Work item
Bring back every record exactly, except for the pictures, which stay out.

Exercise materials
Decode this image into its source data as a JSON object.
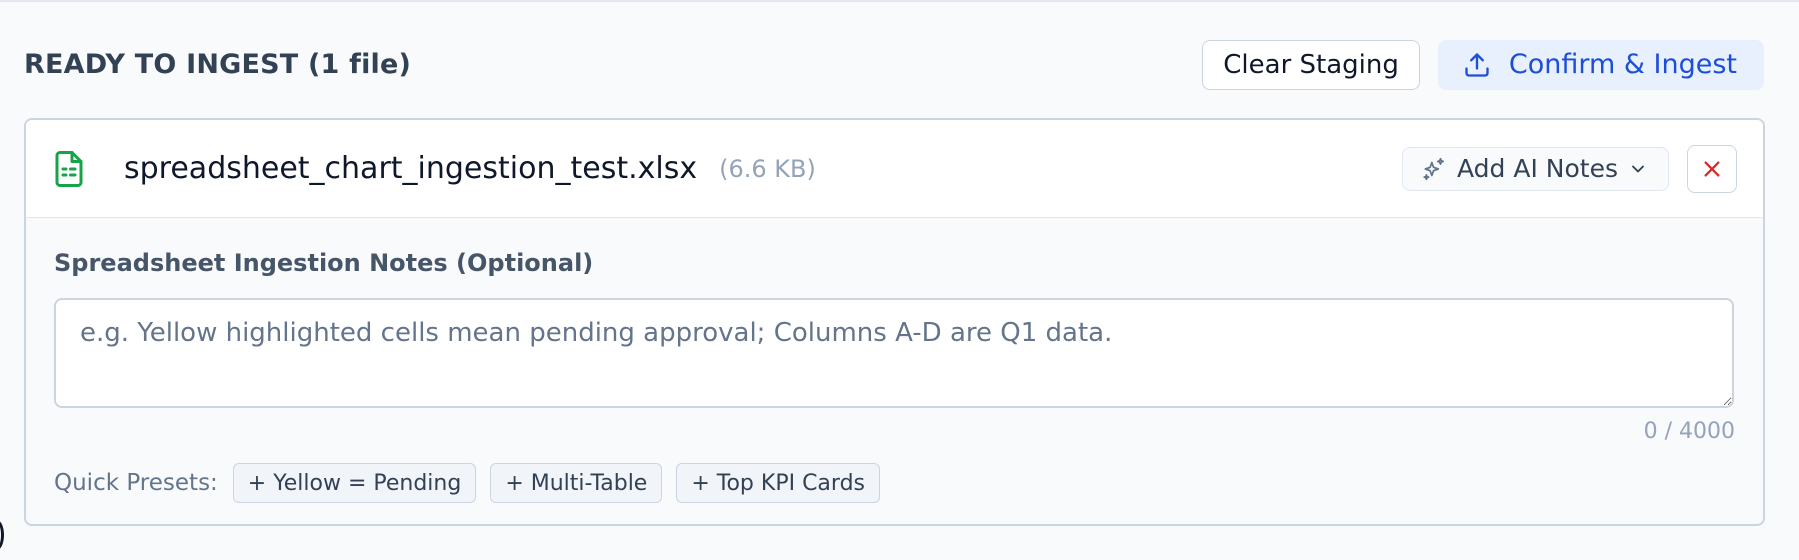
{
  "header": {
    "title": "READY TO INGEST (1 file)",
    "clear_label": "Clear Staging",
    "confirm_label": "Confirm & Ingest"
  },
  "file": {
    "name": "spreadsheet_chart_ingestion_test.xlsx",
    "size": "(6.6 KB)",
    "ai_notes_label": "Add AI Notes"
  },
  "notes": {
    "label": "Spreadsheet Ingestion Notes (Optional)",
    "value": "",
    "placeholder": "e.g. Yellow highlighted cells mean pending approval; Columns A-D are Q1 data.",
    "char_count": "0 / 4000"
  },
  "presets": {
    "label": "Quick Presets:",
    "items": [
      "+ Yellow = Pending",
      "+ Multi-Table",
      "+ Top KPI Cards"
    ]
  },
  "icons": {
    "confirm": "upload-icon",
    "file": "spreadsheet-file-icon",
    "ai": "sparkles-icon",
    "dropdown": "chevron-down-icon",
    "remove": "close-icon"
  },
  "colors": {
    "accent": "#1d4ed8",
    "accent_bg": "#e8f0fe",
    "file_icon": "#16a34a",
    "remove": "#dc2626"
  }
}
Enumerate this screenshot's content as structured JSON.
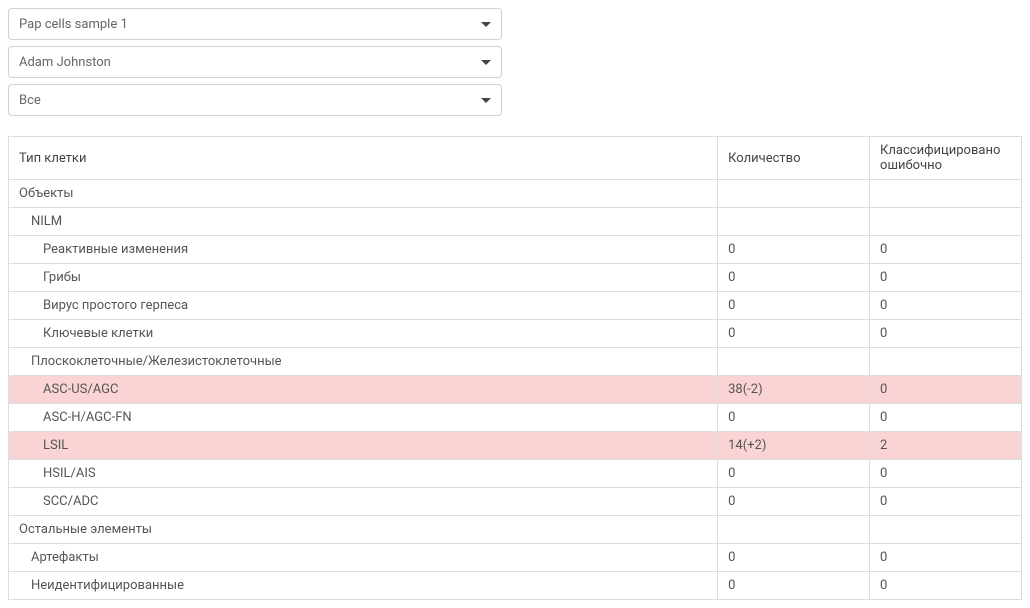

Written answer
Decode this image into its source data as a JSON object.
{
  "header": {
    "title": "READY TO INGEST (1 file)",
    "clear_label": "Clear Staging",
    "confirm_label": "Confirm & Ingest"
  },
  "file": {
    "name": "spreadsheet_chart_ingestion_test.xlsx",
    "size": "(6.6 KB)",
    "ai_notes_label": "Add AI Notes"
  },
  "notes": {
    "label": "Spreadsheet Ingestion Notes (Optional)",
    "value": "",
    "placeholder": "e.g. Yellow highlighted cells mean pending approval; Columns A-D are Q1 data.",
    "char_count": "0 / 4000"
  },
  "presets": {
    "label": "Quick Presets:",
    "items": [
      "+ Yellow = Pending",
      "+ Multi-Table",
      "+ Top KPI Cards"
    ]
  },
  "icons": {
    "confirm": "upload-icon",
    "file": "spreadsheet-file-icon",
    "ai": "sparkles-icon",
    "dropdown": "chevron-down-icon",
    "remove": "close-icon"
  },
  "colors": {
    "accent": "#1d4ed8",
    "accent_bg": "#e8f0fe",
    "file_icon": "#16a34a",
    "remove": "#dc2626"
  }
}
Enumerate this screenshot's content as structured JSON.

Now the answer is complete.